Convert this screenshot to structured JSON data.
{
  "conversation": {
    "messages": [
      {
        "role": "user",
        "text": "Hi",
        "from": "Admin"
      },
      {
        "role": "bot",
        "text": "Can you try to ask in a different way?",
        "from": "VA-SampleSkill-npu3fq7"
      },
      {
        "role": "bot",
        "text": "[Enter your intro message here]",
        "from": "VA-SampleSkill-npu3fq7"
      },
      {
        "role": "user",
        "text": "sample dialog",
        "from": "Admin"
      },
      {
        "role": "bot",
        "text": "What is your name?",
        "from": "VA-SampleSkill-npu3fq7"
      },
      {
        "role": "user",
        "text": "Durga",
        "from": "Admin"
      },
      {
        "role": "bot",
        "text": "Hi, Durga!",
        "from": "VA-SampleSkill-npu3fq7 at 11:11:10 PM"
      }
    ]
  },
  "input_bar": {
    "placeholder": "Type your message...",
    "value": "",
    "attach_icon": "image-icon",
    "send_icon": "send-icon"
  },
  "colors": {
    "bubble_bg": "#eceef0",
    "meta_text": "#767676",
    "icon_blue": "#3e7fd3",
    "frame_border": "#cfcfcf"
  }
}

WHAT YOU NEED TO DO: Pick out each line above that includes "your" and show it.

WRITTEN SOLUTION:
        "text": "[Enter your intro message here]",
        "text": "What is your name?",
    "placeholder": "Type your message...",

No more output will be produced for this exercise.